• Description of the task:
Answer these questions about the silicosis passage below:
1. Without strict limitation of benefits, what does the first reason say would happen to the few industries where silicosis is contracted?
2. How do average costs for silicosis treatment compare with other occupational disease compensation cases?
3. What other case does the passage cite?

• Document section:
In McDaniel, the rationale set forth in justification of the unique statutory treatment of silicosis is: First, that without strict lmitation of the benefits, the insurance cost on the few industries wherein silicosis is contracted would be prohibitive and would drive these industries out of business because of the great number of claims. Secondly, that average costs for silicosis treatment run far higher than in other compensation cases involving occupational disease. Third, that workers affected by silicosis are more readily employable in other occupations where there is no exposure to dust than are workers suffering from other compensable occupational diseases. See also Gauthier v. Campbell, Wyant & Cannon Foundry Co., 360 Mich. 510, 104 N.W.2d 182.

• Dataset excerpts:
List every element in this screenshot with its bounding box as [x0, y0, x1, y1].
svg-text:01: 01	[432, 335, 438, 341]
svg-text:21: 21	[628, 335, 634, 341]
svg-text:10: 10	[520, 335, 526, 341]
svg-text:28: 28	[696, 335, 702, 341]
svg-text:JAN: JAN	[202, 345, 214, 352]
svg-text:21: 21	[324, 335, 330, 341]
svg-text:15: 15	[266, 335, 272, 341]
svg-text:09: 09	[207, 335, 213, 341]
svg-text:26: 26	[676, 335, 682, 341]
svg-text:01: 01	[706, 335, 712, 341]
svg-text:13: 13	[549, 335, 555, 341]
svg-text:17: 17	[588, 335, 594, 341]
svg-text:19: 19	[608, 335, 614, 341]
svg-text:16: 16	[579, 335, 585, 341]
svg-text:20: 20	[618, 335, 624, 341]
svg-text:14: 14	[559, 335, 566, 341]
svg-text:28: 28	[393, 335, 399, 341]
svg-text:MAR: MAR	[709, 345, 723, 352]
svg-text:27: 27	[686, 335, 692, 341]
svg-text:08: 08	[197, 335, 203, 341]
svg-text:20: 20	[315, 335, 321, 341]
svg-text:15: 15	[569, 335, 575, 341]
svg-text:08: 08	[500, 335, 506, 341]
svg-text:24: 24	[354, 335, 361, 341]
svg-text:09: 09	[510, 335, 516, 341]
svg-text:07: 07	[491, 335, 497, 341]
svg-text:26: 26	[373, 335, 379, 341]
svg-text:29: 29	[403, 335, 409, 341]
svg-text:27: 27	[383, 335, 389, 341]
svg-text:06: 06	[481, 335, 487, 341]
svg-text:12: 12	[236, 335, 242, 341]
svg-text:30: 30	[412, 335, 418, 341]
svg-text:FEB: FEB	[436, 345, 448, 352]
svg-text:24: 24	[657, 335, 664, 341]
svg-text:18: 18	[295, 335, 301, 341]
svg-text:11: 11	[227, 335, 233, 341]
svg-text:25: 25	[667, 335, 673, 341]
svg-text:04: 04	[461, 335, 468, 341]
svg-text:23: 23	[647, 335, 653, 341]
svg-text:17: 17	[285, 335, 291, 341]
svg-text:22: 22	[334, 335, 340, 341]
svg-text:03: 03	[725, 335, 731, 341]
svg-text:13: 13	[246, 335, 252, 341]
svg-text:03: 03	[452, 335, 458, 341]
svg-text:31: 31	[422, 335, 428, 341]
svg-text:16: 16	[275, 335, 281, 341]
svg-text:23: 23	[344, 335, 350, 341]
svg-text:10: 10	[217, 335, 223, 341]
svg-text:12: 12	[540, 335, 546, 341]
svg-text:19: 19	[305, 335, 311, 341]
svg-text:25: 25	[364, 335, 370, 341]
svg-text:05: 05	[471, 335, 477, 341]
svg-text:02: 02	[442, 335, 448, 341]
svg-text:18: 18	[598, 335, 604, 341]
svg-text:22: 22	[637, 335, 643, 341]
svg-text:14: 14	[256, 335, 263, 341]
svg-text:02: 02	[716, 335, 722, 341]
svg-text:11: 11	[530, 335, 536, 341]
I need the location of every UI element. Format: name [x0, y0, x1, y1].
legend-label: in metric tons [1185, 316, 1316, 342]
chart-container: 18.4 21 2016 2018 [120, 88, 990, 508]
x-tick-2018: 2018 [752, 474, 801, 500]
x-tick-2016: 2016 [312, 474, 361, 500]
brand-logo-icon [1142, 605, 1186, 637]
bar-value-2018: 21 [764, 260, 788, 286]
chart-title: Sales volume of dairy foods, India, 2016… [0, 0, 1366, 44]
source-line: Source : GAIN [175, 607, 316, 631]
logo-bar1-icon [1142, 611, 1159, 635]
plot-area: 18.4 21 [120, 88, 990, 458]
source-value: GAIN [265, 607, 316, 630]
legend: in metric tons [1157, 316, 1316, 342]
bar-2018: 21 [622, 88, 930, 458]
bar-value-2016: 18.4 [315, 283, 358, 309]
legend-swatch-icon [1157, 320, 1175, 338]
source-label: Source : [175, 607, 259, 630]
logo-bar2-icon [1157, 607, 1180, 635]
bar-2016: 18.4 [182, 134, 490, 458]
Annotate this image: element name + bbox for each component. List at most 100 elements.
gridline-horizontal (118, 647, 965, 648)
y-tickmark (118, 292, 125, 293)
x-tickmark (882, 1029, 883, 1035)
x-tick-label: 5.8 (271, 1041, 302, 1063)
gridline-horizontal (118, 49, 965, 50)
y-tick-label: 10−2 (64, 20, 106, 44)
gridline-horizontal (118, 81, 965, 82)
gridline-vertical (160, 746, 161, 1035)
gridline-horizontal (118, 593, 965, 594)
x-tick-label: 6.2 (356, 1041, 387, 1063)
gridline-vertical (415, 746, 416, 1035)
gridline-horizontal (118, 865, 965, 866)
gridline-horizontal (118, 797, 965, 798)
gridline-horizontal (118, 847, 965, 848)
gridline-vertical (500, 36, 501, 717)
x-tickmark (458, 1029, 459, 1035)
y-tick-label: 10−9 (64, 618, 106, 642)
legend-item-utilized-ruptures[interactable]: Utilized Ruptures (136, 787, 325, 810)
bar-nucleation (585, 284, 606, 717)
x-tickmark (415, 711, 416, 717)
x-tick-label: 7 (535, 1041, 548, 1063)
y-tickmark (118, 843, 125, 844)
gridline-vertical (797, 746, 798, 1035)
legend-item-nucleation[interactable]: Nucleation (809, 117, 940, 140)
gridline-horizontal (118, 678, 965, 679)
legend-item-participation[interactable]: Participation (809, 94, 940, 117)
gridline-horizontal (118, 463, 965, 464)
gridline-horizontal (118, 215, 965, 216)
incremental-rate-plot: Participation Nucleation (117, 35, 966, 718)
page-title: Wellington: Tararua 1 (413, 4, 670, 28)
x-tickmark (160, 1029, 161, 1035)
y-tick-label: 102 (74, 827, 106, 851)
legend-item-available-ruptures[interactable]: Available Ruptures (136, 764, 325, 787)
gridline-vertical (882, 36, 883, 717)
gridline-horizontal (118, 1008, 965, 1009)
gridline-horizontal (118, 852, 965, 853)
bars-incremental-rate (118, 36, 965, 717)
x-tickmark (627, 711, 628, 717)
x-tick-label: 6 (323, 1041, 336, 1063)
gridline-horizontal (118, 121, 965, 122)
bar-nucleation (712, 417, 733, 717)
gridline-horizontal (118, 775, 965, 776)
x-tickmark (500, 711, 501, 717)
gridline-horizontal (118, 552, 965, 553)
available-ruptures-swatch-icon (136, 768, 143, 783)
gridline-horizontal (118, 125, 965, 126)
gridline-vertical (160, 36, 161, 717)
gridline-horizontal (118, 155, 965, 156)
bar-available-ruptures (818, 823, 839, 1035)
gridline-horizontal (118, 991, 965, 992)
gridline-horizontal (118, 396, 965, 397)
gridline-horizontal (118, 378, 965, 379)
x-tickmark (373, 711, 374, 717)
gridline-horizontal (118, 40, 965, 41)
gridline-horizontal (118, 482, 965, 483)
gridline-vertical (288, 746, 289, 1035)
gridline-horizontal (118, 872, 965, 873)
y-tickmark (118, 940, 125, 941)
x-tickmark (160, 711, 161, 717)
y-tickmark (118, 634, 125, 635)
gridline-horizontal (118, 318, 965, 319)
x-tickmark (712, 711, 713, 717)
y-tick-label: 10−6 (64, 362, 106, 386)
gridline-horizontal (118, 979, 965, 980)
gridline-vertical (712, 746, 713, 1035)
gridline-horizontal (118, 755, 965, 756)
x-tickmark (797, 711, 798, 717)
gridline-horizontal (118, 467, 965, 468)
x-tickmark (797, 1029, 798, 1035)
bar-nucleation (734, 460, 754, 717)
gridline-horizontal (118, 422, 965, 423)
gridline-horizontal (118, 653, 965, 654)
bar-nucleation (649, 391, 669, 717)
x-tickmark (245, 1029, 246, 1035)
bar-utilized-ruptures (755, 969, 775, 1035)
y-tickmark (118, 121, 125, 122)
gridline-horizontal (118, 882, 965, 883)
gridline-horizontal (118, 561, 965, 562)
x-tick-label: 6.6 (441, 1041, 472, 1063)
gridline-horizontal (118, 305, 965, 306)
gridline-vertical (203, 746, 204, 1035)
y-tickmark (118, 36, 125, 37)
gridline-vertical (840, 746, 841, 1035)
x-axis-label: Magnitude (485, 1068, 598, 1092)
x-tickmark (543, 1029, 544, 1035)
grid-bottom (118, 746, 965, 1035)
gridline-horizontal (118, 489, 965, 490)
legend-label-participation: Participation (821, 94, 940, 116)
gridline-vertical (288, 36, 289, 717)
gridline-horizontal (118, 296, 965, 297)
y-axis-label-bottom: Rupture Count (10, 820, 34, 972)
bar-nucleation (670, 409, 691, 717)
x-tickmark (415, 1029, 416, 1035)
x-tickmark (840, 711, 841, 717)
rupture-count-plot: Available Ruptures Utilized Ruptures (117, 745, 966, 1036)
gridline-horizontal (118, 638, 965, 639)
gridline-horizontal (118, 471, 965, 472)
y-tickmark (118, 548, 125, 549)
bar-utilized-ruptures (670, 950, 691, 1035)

• Answer:
1. The insurance cost would be prohibitive, and the great number of claims would drive these industries out of business.
2. They run far higher.
3. Gauthier v. Campbell, Wyant & Cannon Foundry Co., 360 Mich. 510, 104 N.W.2d 182.